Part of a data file
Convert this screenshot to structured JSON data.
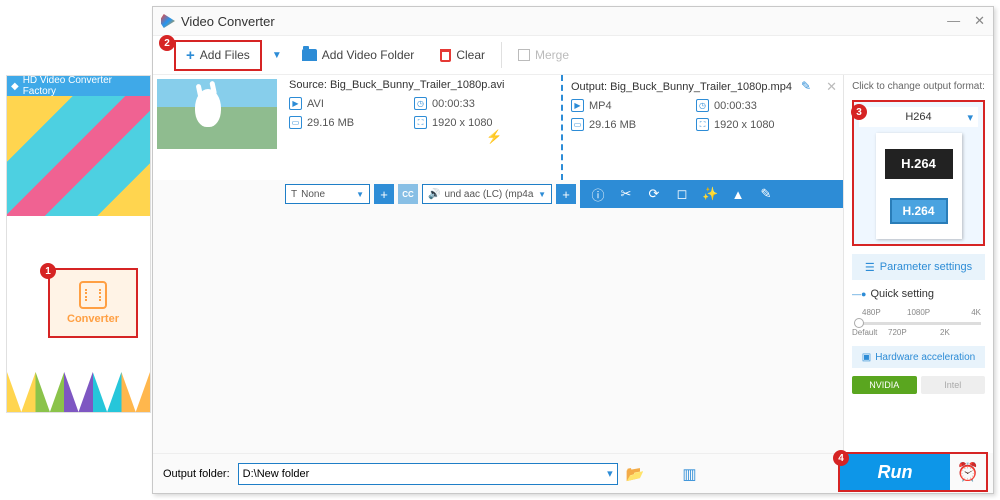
{
  "back": {
    "title": "HD Video Converter Factory",
    "tile_label": "Converter"
  },
  "badges": {
    "b1": "1",
    "b2": "2",
    "b3": "3",
    "b4": "4"
  },
  "main": {
    "title": "Video Converter",
    "toolbar": {
      "add_files": "Add Files",
      "add_folder": "Add Video Folder",
      "clear": "Clear",
      "merge": "Merge"
    },
    "file": {
      "source_label": "Source: Big_Buck_Bunny_Trailer_1080p.avi",
      "output_label": "Output: Big_Buck_Bunny_Trailer_1080p.mp4",
      "src": {
        "fmt": "AVI",
        "dur": "00:00:33",
        "size": "29.16 MB",
        "res": "1920 x 1080"
      },
      "out": {
        "fmt": "MP4",
        "dur": "00:00:33",
        "size": "29.16 MB",
        "res": "1920 x 1080"
      }
    },
    "actbar": {
      "subtitle": "None",
      "audio": "und aac (LC) (mp4a"
    },
    "right": {
      "header": "Click to change output format:",
      "sel": "H264",
      "card1": "H.264",
      "card2": "H.264",
      "param": "Parameter settings",
      "quick": "Quick setting",
      "hw": "Hardware acceleration",
      "nvidia": "NVIDIA",
      "intel": "Intel",
      "ticks": {
        "p480": "480P",
        "p720": "720P",
        "p1080": "1080P",
        "p2k": "2K",
        "p4k": "4K",
        "def": "Default"
      }
    },
    "bottom": {
      "label": "Output folder:",
      "path": "D:\\New folder",
      "run": "Run"
    }
  }
}
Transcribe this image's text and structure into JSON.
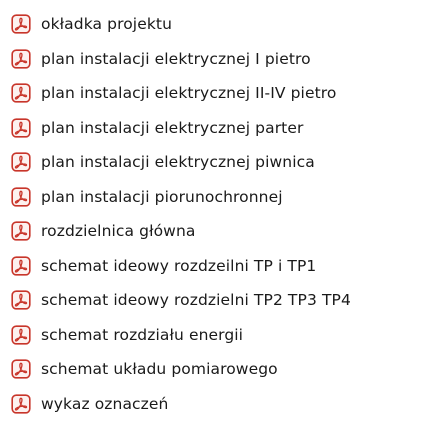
{
  "icon_name": "pdf-file-icon",
  "icon_color": "#c8352a",
  "files": [
    {
      "label": "okładka projektu"
    },
    {
      "label": "plan instalacji elektrycznej I pietro"
    },
    {
      "label": "plan instalacji elektrycznej II-IV pietro"
    },
    {
      "label": "plan instalacji elektrycznej parter"
    },
    {
      "label": "plan instalacji elektrycznej piwnica"
    },
    {
      "label": "plan instalacji piorunochronnej"
    },
    {
      "label": "rozdzielnica główna"
    },
    {
      "label": "schemat ideowy rozdzeilni TP i TP1"
    },
    {
      "label": "schemat ideowy rozdzielni TP2 TP3 TP4"
    },
    {
      "label": "schemat rozdziału energii"
    },
    {
      "label": "schemat układu pomiarowego"
    },
    {
      "label": "wykaz oznaczeń"
    }
  ]
}
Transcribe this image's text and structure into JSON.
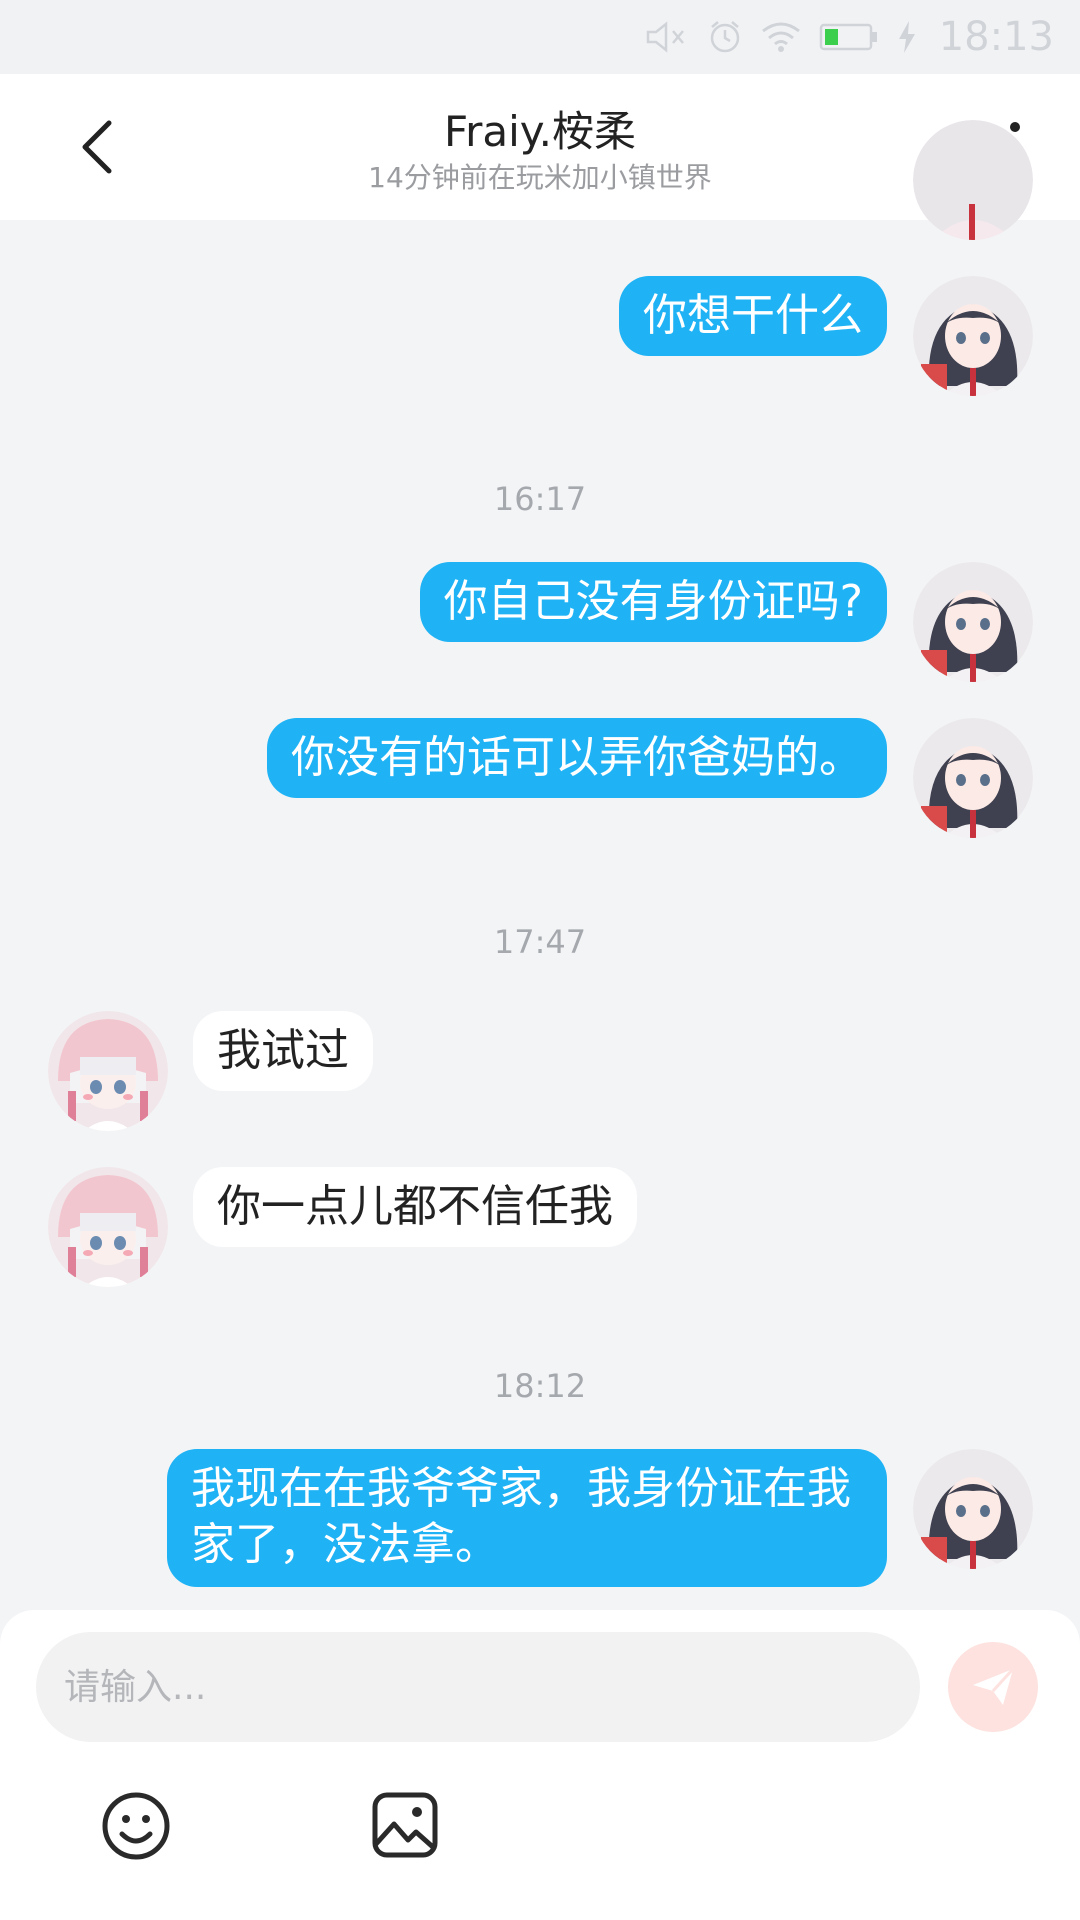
{
  "status_bar": {
    "time": "18:13",
    "icons": [
      "mute-icon",
      "alarm-icon",
      "wifi-icon",
      "battery-icon",
      "charging-icon"
    ]
  },
  "header": {
    "title": "Fraiy.桉柔",
    "subtitle": "14分钟前在玩米加小镇世界",
    "back_icon": "chevron-left-icon",
    "more_icon": "more-vertical-icon"
  },
  "messages": [
    {
      "type": "message",
      "side": "out",
      "text": "你想干什么"
    },
    {
      "type": "time",
      "text": "16:17"
    },
    {
      "type": "message",
      "side": "out",
      "text": "你自己没有身份证吗?"
    },
    {
      "type": "message",
      "side": "out",
      "text": "你没有的话可以弄你爸妈的。"
    },
    {
      "type": "time",
      "text": "17:47"
    },
    {
      "type": "message",
      "side": "in",
      "text": "我试过"
    },
    {
      "type": "message",
      "side": "in",
      "text": "你一点儿都不信任我"
    },
    {
      "type": "time",
      "text": "18:12"
    },
    {
      "type": "message",
      "side": "out",
      "text": "我现在在我爷爷家，我身份证在我家了，没法拿。"
    }
  ],
  "composer": {
    "placeholder": "请输入...",
    "value": "",
    "send_icon": "send-icon",
    "emoji_icon": "emoji-icon",
    "image_icon": "image-icon"
  },
  "colors": {
    "outgoing_bubble": "#1fb3f5",
    "incoming_bubble": "#ffffff",
    "background": "#f3f4f6",
    "send_button": "#fde2df"
  }
}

What you are asked to do - Reproduce each line of the entries in which the word "schemat" is found.

Correct answer -
      "label": "schemat ideowy rozdzeilni TP i TP1"
      "label": "schemat ideowy rozdzielni TP2 TP3 TP4"
      "label": "schemat rozdziału energii"
      "label": "schemat układu pomiarowego"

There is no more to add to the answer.